- _EXERCISE MATERIALS_
☆ ☆ ☆ ☆ ☆ ☆ ☆

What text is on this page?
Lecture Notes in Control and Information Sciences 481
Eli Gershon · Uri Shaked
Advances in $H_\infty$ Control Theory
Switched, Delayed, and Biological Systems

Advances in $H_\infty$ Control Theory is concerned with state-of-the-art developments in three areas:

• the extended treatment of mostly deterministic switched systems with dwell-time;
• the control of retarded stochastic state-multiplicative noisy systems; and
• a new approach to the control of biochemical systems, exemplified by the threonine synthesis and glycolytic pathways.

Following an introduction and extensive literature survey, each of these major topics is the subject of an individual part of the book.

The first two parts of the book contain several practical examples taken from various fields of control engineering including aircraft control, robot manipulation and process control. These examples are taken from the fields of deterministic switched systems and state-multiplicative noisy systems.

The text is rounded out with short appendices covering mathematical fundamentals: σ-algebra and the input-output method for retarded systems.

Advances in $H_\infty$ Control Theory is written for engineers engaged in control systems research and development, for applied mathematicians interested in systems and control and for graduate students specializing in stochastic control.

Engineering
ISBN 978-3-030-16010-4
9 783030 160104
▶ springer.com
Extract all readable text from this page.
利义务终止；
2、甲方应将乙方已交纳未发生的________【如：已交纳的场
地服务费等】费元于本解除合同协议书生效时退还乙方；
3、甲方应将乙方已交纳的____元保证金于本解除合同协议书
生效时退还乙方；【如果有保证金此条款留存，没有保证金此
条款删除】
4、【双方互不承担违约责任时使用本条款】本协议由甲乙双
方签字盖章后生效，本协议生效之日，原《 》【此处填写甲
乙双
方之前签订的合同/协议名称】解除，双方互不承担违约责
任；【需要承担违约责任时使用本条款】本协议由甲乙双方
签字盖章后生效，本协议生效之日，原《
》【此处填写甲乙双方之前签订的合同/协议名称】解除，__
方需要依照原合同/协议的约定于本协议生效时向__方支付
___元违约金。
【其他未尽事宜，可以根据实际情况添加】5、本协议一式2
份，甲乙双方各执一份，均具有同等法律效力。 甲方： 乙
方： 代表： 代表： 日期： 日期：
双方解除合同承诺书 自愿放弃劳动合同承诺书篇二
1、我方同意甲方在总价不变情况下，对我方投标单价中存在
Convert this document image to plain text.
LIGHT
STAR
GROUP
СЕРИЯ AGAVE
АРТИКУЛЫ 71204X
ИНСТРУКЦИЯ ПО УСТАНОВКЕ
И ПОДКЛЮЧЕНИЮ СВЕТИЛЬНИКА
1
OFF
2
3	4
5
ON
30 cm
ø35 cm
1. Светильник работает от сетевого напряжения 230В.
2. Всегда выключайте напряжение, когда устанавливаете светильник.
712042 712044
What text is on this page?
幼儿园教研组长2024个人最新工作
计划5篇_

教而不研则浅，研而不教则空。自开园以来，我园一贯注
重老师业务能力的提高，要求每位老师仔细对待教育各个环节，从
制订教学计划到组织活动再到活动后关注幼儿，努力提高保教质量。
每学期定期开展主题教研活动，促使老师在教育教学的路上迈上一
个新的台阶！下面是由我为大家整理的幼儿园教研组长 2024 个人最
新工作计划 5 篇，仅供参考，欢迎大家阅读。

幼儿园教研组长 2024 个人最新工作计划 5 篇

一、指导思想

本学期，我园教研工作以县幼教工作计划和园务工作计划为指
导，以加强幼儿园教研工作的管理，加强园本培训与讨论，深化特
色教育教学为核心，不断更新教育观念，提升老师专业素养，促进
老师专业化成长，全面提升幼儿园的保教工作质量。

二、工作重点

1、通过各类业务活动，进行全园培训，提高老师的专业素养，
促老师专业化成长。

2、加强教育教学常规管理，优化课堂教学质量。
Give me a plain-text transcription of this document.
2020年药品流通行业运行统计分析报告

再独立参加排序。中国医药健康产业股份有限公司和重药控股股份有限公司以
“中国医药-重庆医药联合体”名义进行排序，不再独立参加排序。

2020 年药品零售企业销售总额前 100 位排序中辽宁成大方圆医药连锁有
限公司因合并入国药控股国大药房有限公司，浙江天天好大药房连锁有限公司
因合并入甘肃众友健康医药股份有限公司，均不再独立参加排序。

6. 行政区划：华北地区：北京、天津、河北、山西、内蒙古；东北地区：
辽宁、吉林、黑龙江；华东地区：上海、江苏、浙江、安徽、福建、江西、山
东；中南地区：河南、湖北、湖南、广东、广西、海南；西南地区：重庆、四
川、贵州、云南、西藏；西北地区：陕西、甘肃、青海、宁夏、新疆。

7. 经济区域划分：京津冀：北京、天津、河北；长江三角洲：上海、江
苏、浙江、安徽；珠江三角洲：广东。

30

☆ ☆ ☆ ☆ ☆ ☆ ☆

- _SHORT PROBLEM_
Identify each line in the records above containing the word "from"; copy those lines.

- _OUTPUT OF THE TASK_
The first two parts of the book contain several practical examples taken from various fields of control engineering including aircraft control, robot manipulation and process control. These examples are taken from the fields of deterministic switched systems and state-multiplicative noisy systems.
Extract all readable text from this page.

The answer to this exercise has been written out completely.